• Saved data entries

--- Start ---

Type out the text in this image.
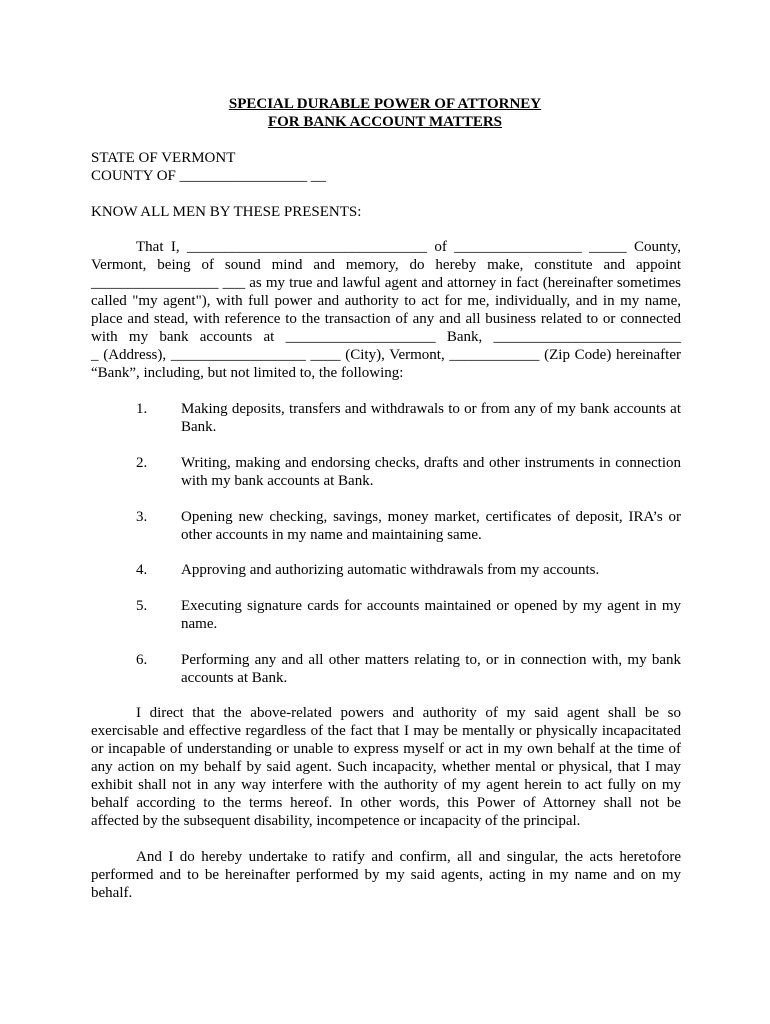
SPECIAL DURABLE POWER OF ATTORNEY
FOR BANK ACCOUNT MATTERS
STATE OF VERMONT
COUNTY OF _________________ __
KNOW ALL MEN BY THESE PRESENTS:
That I, ________________________________ of _________________ _____ County,
Vermont, being of sound mind and memory, do hereby make, constitute and appoint
_________________ ___ as my true and lawful agent and attorney in fact (hereinafter sometimes
called "my agent"), with full power and authority to act for me, individually, and in my name,
place and stead, with reference to the transaction of any and all business related to or connected
with my bank accounts at ____________________ Bank, _________________________
_ (Address), __________________ ____ (City), Vermont, ____________ (Zip Code) hereinafter
“Bank”, including, but not limited to, the following:
1. Making deposits, transfers and withdrawals to or from any of my bank accounts at
Bank.
2. Writing, making and endorsing checks, drafts and other instruments in connection
with my bank accounts at Bank.
3. Opening new checking, savings, money market, certificates of deposit, IRA’s or
other accounts in my name and maintaining same.
4. Approving and authorizing automatic withdrawals from my accounts.
5. Executing signature cards for accounts maintained or opened by my agent in my
name.
6. Performing any and all other matters relating to, or in connection with, my bank
accounts at Bank.
I direct that the above-related powers and authority of my said agent shall be so
exercisable and effective regardless of the fact that I may be mentally or physically incapacitated
or incapable of understanding or unable to express myself or act in my own behalf at the time of
any action on my behalf by said agent. Such incapacity, whether mental or physical, that I may
exhibit shall not in any way interfere with the authority of my agent herein to act fully on my
behalf according to the terms hereof. In other words, this Power of Attorney shall not be
affected by the subsequent disability, incompetence or incapacity of the principal.
And I do hereby undertake to ratify and confirm, all and singular, the acts heretofore
performed and to be hereinafter performed by my said agents, acting in my name and on my
behalf.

--- End ---

• WRITTEN EXERCISE
Reproduce the data word for word, excluding its pictures.

• OUTPUT OF THE EXERCISE
Type out the text in this image.
SPECIAL DURABLE POWER OF ATTORNEY
FOR BANK ACCOUNT MATTERS
STATE OF VERMONT
COUNTY OF _________________ __
KNOW ALL MEN BY THESE PRESENTS:
That I, ________________________________ of _________________ _____ County,
Vermont, being of sound mind and memory, do hereby make, constitute and appoint
_________________ ___ as my true and lawful agent and attorney in fact (hereinafter sometimes
called "my agent"), with full power and authority to act for me, individually, and in my name,
place and stead, with reference to the transaction of any and all business related to or connected
with my bank accounts at ____________________ Bank, _________________________
_ (Address), __________________ ____ (City), Vermont, ____________ (Zip Code) hereinafter
“Bank”, including, but not limited to, the following:
1. Making deposits, transfers and withdrawals to or from any of my bank accounts at
Bank.
2. Writing, making and endorsing checks, drafts and other instruments in connection
with my bank accounts at Bank.
3. Opening new checking, savings, money market, certificates of deposit, IRA’s or
other accounts in my name and maintaining same.
4. Approving and authorizing automatic withdrawals from my accounts.
5. Executing signature cards for accounts maintained or opened by my agent in my
name.
6. Performing any and all other matters relating to, or in connection with, my bank
accounts at Bank.
I direct that the above-related powers and authority of my said agent shall be so
exercisable and effective regardless of the fact that I may be mentally or physically incapacitated
or incapable of understanding or unable to express myself or act in my own behalf at the time of
any action on my behalf by said agent. Such incapacity, whether mental or physical, that I may
exhibit shall not in any way interfere with the authority of my agent herein to act fully on my
behalf according to the terms hereof. In other words, this Power of Attorney shall not be
affected by the subsequent disability, incompetence or incapacity of the principal.
And I do hereby undertake to ratify and confirm, all and singular, the acts heretofore
performed and to be hereinafter performed by my said agents, acting in my name and on my
behalf.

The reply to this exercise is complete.